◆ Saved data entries
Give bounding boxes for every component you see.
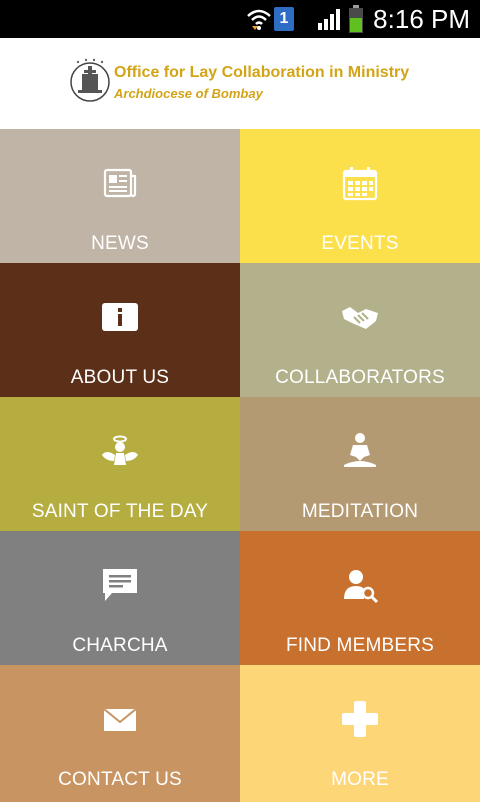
tile-label: MORE — [331, 769, 389, 790]
envelope-icon — [103, 708, 137, 731]
plus-icon — [342, 701, 378, 737]
handshake-icon — [342, 307, 378, 329]
tile-more[interactable]: MORE — [240, 665, 480, 802]
app-header: Office for Lay Collaboration in Ministry… — [0, 38, 480, 129]
tile-about-us[interactable]: ABOUT US — [0, 263, 240, 397]
tile-label: SAINT OF THE DAY — [31, 501, 209, 522]
meditation-icon — [344, 433, 376, 467]
tile-charcha[interactable]: CHARCHA — [0, 531, 240, 665]
status-time: 8:16 PM — [373, 3, 470, 34]
tile-find-members[interactable]: FIND MEMBERS — [240, 531, 480, 665]
newspaper-icon — [103, 168, 137, 198]
header-subtitle: Archdiocese of Bombay — [114, 86, 263, 101]
organization-logo — [70, 58, 110, 102]
tile-collaborators[interactable]: COLLABORATORS — [240, 263, 480, 397]
tile-label: MEDITATION — [301, 501, 419, 522]
battery-icon — [349, 5, 364, 33]
tile-label: NEWS — [91, 233, 149, 254]
tile-news[interactable]: NEWS — [0, 129, 240, 263]
status-bar: 1 8:16 PM — [0, 0, 480, 38]
header-title: Office for Lay Collaboration in Ministry — [114, 64, 410, 81]
calendar-icon — [342, 167, 378, 201]
tile-label: ABOUT US — [70, 367, 170, 388]
tile-label: CONTACT US — [58, 769, 182, 790]
tile-label: FIND MEMBERS — [285, 635, 435, 656]
tile-label: EVENTS — [321, 233, 399, 254]
signal-icon — [318, 9, 341, 30]
tile-saint-of-the-day[interactable]: SAINT OF THE DAY — [0, 397, 240, 531]
angel-icon — [102, 435, 138, 465]
menu-grid: NEWS EVENTS ABOUT US COLLABORATORS SAINT… — [0, 129, 480, 802]
chat-icon — [103, 569, 137, 601]
sim-icon: 1 — [274, 7, 294, 31]
tile-contact-us[interactable]: CONTACT US — [0, 665, 240, 802]
tile-label: COLLABORATORS — [275, 367, 445, 388]
info-icon — [102, 303, 138, 331]
wifi-icon — [247, 9, 271, 30]
tile-label: CHARCHA — [72, 635, 168, 656]
tile-events[interactable]: EVENTS — [240, 129, 480, 263]
tile-meditation[interactable]: MEDITATION — [240, 397, 480, 531]
search-user-icon — [344, 570, 379, 604]
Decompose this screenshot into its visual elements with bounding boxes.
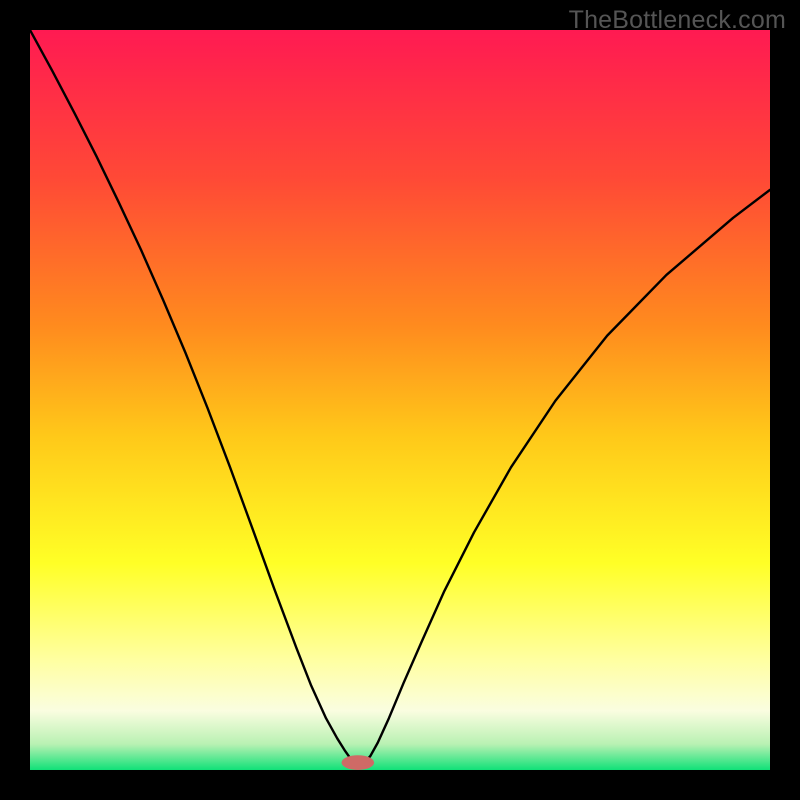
- chart-svg: [30, 30, 770, 770]
- chart-background-gradient: [30, 30, 770, 770]
- optimal-point-marker: [342, 755, 375, 770]
- chart-frame: TheBottleneck.com: [0, 0, 800, 800]
- chart-plot-area: [30, 30, 770, 770]
- watermark-text: TheBottleneck.com: [569, 6, 786, 35]
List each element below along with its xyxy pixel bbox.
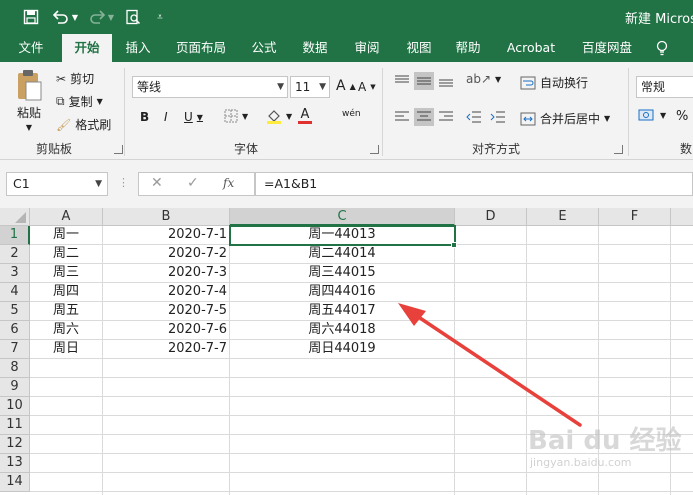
baidu-watermark: Bai du 经验 [528,426,682,456]
annotation-arrow-head [398,303,426,326]
annotation-arrow-shaft [406,308,582,427]
baidu-watermark-url: jingyan.baidu.com [530,456,632,469]
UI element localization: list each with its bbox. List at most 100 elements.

◆ INSTRUCTION
Copy all the items above line for line, without changing anything, and leave the pictures out of your answer.

◆ ANSWER FOR THE TASK
Give bounding boxes for every component you see.
tile-label: MORE — [331, 769, 389, 790]
envelope-icon — [103, 708, 137, 731]
plus-icon — [342, 701, 378, 737]
handshake-icon — [342, 307, 378, 329]
tile-more[interactable]: MORE — [240, 665, 480, 802]
app-header: Office for Lay Collaboration in Ministry… — [0, 38, 480, 129]
tile-about-us[interactable]: ABOUT US — [0, 263, 240, 397]
tile-label: SAINT OF THE DAY — [31, 501, 209, 522]
meditation-icon — [344, 433, 376, 467]
tile-charcha[interactable]: CHARCHA — [0, 531, 240, 665]
status-time: 8:16 PM — [373, 3, 470, 34]
tile-find-members[interactable]: FIND MEMBERS — [240, 531, 480, 665]
newspaper-icon — [103, 168, 137, 198]
header-subtitle: Archdiocese of Bombay — [114, 86, 263, 101]
organization-logo — [70, 58, 110, 102]
tile-collaborators[interactable]: COLLABORATORS — [240, 263, 480, 397]
tile-label: MEDITATION — [301, 501, 419, 522]
battery-icon — [349, 5, 364, 33]
tile-label: NEWS — [91, 233, 149, 254]
tile-news[interactable]: NEWS — [0, 129, 240, 263]
status-bar: 1 8:16 PM — [0, 0, 480, 38]
header-title: Office for Lay Collaboration in Ministry — [114, 64, 410, 81]
calendar-icon — [342, 167, 378, 201]
tile-label: ABOUT US — [70, 367, 170, 388]
tile-label: CONTACT US — [58, 769, 182, 790]
tile-label: FIND MEMBERS — [285, 635, 435, 656]
tile-label: EVENTS — [321, 233, 399, 254]
signal-icon — [318, 9, 341, 30]
tile-saint-of-the-day[interactable]: SAINT OF THE DAY — [0, 397, 240, 531]
angel-icon — [102, 435, 138, 465]
menu-grid: NEWS EVENTS ABOUT US COLLABORATORS SAINT… — [0, 129, 480, 802]
chat-icon — [103, 569, 137, 601]
sim-icon: 1 — [274, 7, 294, 31]
tile-contact-us[interactable]: CONTACT US — [0, 665, 240, 802]
tile-label: COLLABORATORS — [275, 367, 445, 388]
info-icon — [102, 303, 138, 331]
wifi-icon — [247, 9, 271, 30]
tile-label: CHARCHA — [72, 635, 168, 656]
tile-events[interactable]: EVENTS — [240, 129, 480, 263]
tile-meditation[interactable]: MEDITATION — [240, 397, 480, 531]
search-user-icon — [344, 570, 379, 604]
Decompose this screenshot into its visual elements with bounding boxes.
- chart-svg: [30, 30, 770, 770]
- chart-background-gradient: [30, 30, 770, 770]
- optimal-point-marker: [342, 755, 375, 770]
- chart-frame: TheBottleneck.com: [0, 0, 800, 800]
- chart-plot-area: [30, 30, 770, 770]
- watermark-text: TheBottleneck.com: [569, 6, 786, 35]
List each element below along with its xyxy pixel bbox.
baidu-watermark: Bai du 经验 [528,426,682,456]
annotation-arrow-head [398,303,426,326]
annotation-arrow-shaft [406,308,582,427]
baidu-watermark-url: jingyan.baidu.com [530,456,632,469]
UI element localization: list each with its bbox. List at most 100 elements.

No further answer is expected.